Do this — Copy the material from the line containing "page-icon [501,3,512,14]" up to and including the line containing "nav-item-risk-db[interactable]: 风险信息库 [420,43,509,79]", reproducing each line without any change.

## START

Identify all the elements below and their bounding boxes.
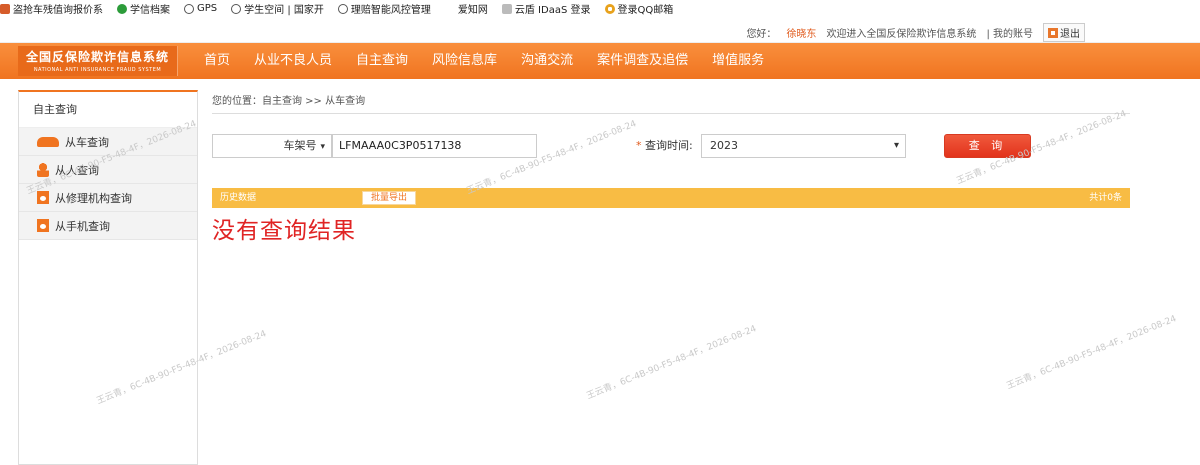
page-icon [501,3,512,14]
bookmarks-bar: 盗抢车残值询报价系 学信档案 GPS 学生空间 | 国家开 理赔智能风控管理 爱… [0,0,1200,17]
query-year-select[interactable]: 2023 ▾ [701,134,906,158]
bookmark-item[interactable]: 理赔智能风控管理 [337,1,431,16]
nav-item-value-added[interactable]: 增值服务 [700,43,776,79]
nav-item-home[interactable]: 首页 [192,43,242,79]
sidebar-item-person-query[interactable]: 从人查询 [19,156,197,184]
breadcrumb: 您的位置：自主查询 >> 从车查询 [212,90,1130,114]
query-button[interactable]: 查 询 [944,134,1031,158]
sidebar-item-label: 从车查询 [65,135,109,149]
sidebar-item-vehicle-query[interactable]: 从车查询 [19,128,197,156]
globe-icon [184,3,194,14]
nav-item-risk-db[interactable]: 风险信息库 [420,43,509,79]
nav-item-bad-personnel[interactable]: 从业不良人员 [242,43,344,79]
globe-icon [337,3,348,14]
exit-button[interactable]: 退出 [1043,23,1085,42]
globe-icon [231,3,242,14]
bookmark-item[interactable]: 云盾 IDaaS 登录 [501,1,591,16]
total-count: 共计0条 [1089,193,1122,203]
sidebar: 自主查询 从车查询 从人查询 从修理机构查询 从手机查询 [18,90,198,465]
nav-item-case-investigation[interactable]: 案件调查及追偿 [585,43,700,79]
main-nav: 全国反保险欺诈信息系统 NATIONAL ANTI INSURANCE FRAU… [0,43,1200,79]
history-label: 历史数据 [220,193,257,203]
qq-icon [604,3,615,14]
watermark: 王云青，6C-4B-90-F5-48-4F，2026-08-24 [1005,314,1178,392]
greeting-text: 您好： [746,29,777,40]
my-account-link[interactable]: | 我的账号 [986,25,1033,40]
sidebar-item-label: 从人查询 [55,163,99,177]
document-icon [37,219,49,232]
bookmark-item[interactable]: 爱知网 [444,1,488,16]
leaf-icon [117,3,127,14]
bookmark-item[interactable]: 学生空间 | 国家开 [231,1,324,16]
sidebar-item-repair-shop-query[interactable]: 从修理机构查询 [19,184,197,212]
page-icon [0,3,10,14]
chevron-down-icon: ▾ [893,140,899,151]
results-header-bar: 历史数据 批量导出 共计0条 [212,188,1130,208]
car-icon [37,136,59,147]
user-info: 您好： 徐晓东 欢迎进入全国反保险欺诈信息系统 | 我的账号 退出 [746,23,1085,42]
vin-input[interactable]: LFMAAA0C3P0517138 [332,134,537,158]
person-icon [37,162,49,177]
query-form: 车架号 ▾ LFMAAA0C3P0517138 * 查询时间: 2023 ▾ 查 询 [212,134,1130,158]
bookmark-item[interactable]: GPS [184,3,217,14]
main-content: 您的位置：自主查询 >> 从车查询 车架号 ▾ LFMAAA0C3P0517138… [212,90,1130,244]
query-time-label: * 查询时间: [636,139,693,152]
logo-title: 全国反保险欺诈信息系统 [25,50,169,64]
document-icon [37,191,49,204]
user-topbar: 您好： 徐晓东 欢迎进入全国反保险欺诈信息系统 | 我的账号 退出 [0,17,1200,43]
sidebar-item-phone-query[interactable]: 从手机查询 [19,212,197,240]
nav-item-self-query[interactable]: 自主查询 [344,43,420,79]
bookmark-item[interactable]: 盗抢车残值询报价系 [0,1,103,16]
bookmark-item[interactable]: 学信档案 [117,1,170,16]
sidebar-item-label: 从修理机构查询 [55,191,132,205]
sidebar-title: 自主查询 [19,92,197,128]
logo-subtitle: NATIONAL ANTI INSURANCE FRAUD SYSTEM [33,67,162,73]
logo: 全国反保险欺诈信息系统 NATIONAL ANTI INSURANCE FRAU… [18,46,178,76]
nav-item-communication[interactable]: 沟通交流 [509,43,585,79]
nav-menu: 首页 从业不良人员 自主查询 风险信息库 沟通交流 案件调查及追偿 增值服务 [192,43,776,79]
required-marker: * [636,139,645,152]
watermark: 王云青，6C-4B-90-F5-48-4F，2026-08-24 [585,324,758,402]
query-type-select[interactable]: 车架号 ▾ [212,134,332,158]
sidebar-item-label: 从手机查询 [55,219,110,233]
welcome-text: 欢迎进入全国反保险欺诈信息系统 [826,29,977,40]
empty-result-message: 没有查询结果 [212,218,356,244]
chevron-down-icon: ▾ [320,142,325,152]
batch-export-button[interactable]: 批量导出 [362,191,417,205]
bookmark-item[interactable]: 登录QQ邮箱 [604,1,673,16]
username: 徐晓东 [786,29,817,40]
page-icon [444,3,455,14]
exit-icon [1048,27,1058,38]
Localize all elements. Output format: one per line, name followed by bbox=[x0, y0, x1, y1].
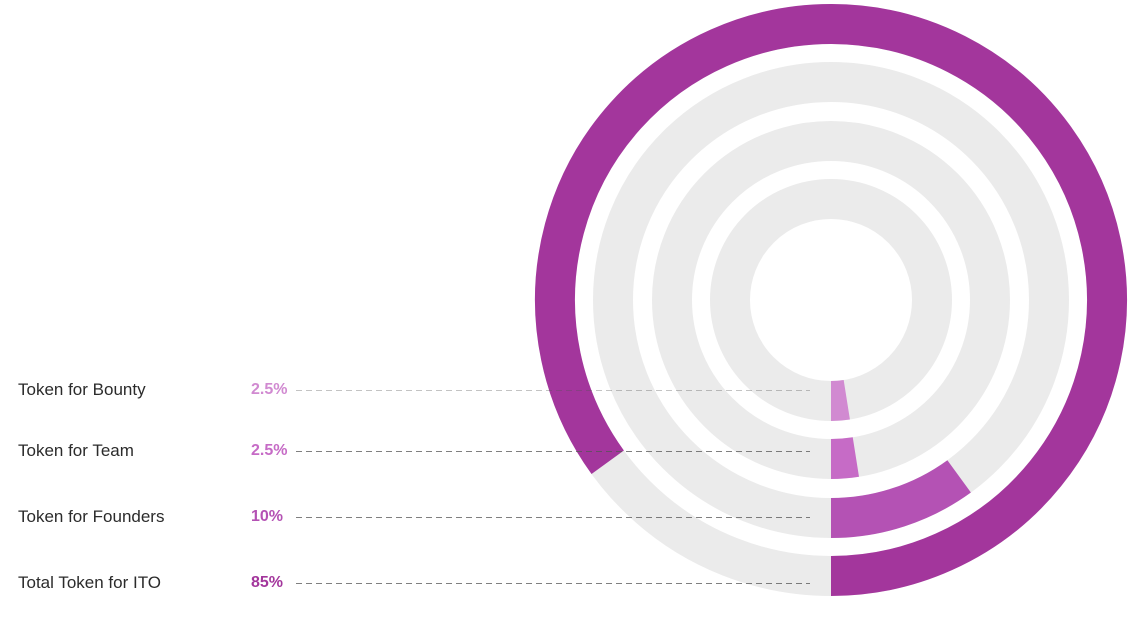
ring-arc-team bbox=[830, 437, 859, 479]
ring-arc-bounty bbox=[830, 379, 850, 422]
legend-value-ito: 85% bbox=[251, 574, 284, 591]
legend-value-bounty: 2.5% bbox=[251, 381, 288, 398]
legend-value-team: 2.5% bbox=[251, 442, 288, 459]
legend-label-bounty: Token for Bounty bbox=[18, 380, 146, 399]
ring-track-bounty bbox=[710, 179, 952, 421]
radial-bar-chart bbox=[296, 4, 1127, 596]
legend-label-ito: Total Token for ITO bbox=[18, 573, 161, 592]
legend-label-team: Token for Team bbox=[18, 441, 134, 460]
legend-value-founders: 10% bbox=[251, 508, 284, 525]
legend-label-founders: Token for Founders bbox=[18, 507, 165, 526]
ring-arc-founders bbox=[830, 459, 971, 538]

## END

Correct output —
page-icon [501,3,512,14]
bookmarks-bar: 盗抢车残值询报价系 学信档案 GPS 学生空间 | 国家开 理赔智能风控管理 爱… [0,0,1200,17]
query-year-select[interactable]: 2023 ▾ [701,134,906,158]
bookmark-item[interactable]: 理赔智能风控管理 [337,1,431,16]
nav-item-value-added[interactable]: 增值服务 [700,43,776,79]
nav-item-home[interactable]: 首页 [192,43,242,79]
sidebar-item-person-query[interactable]: 从人查询 [19,156,197,184]
breadcrumb: 您的位置：自主查询 >> 从车查询 [212,90,1130,114]
query-button[interactable]: 查 询 [944,134,1031,158]
sidebar-item-label: 从车查询 [65,135,109,149]
sidebar-item-vehicle-query[interactable]: 从车查询 [19,128,197,156]
globe-icon [184,3,194,14]
nav-item-risk-db[interactable]: 风险信息库 [420,43,509,79]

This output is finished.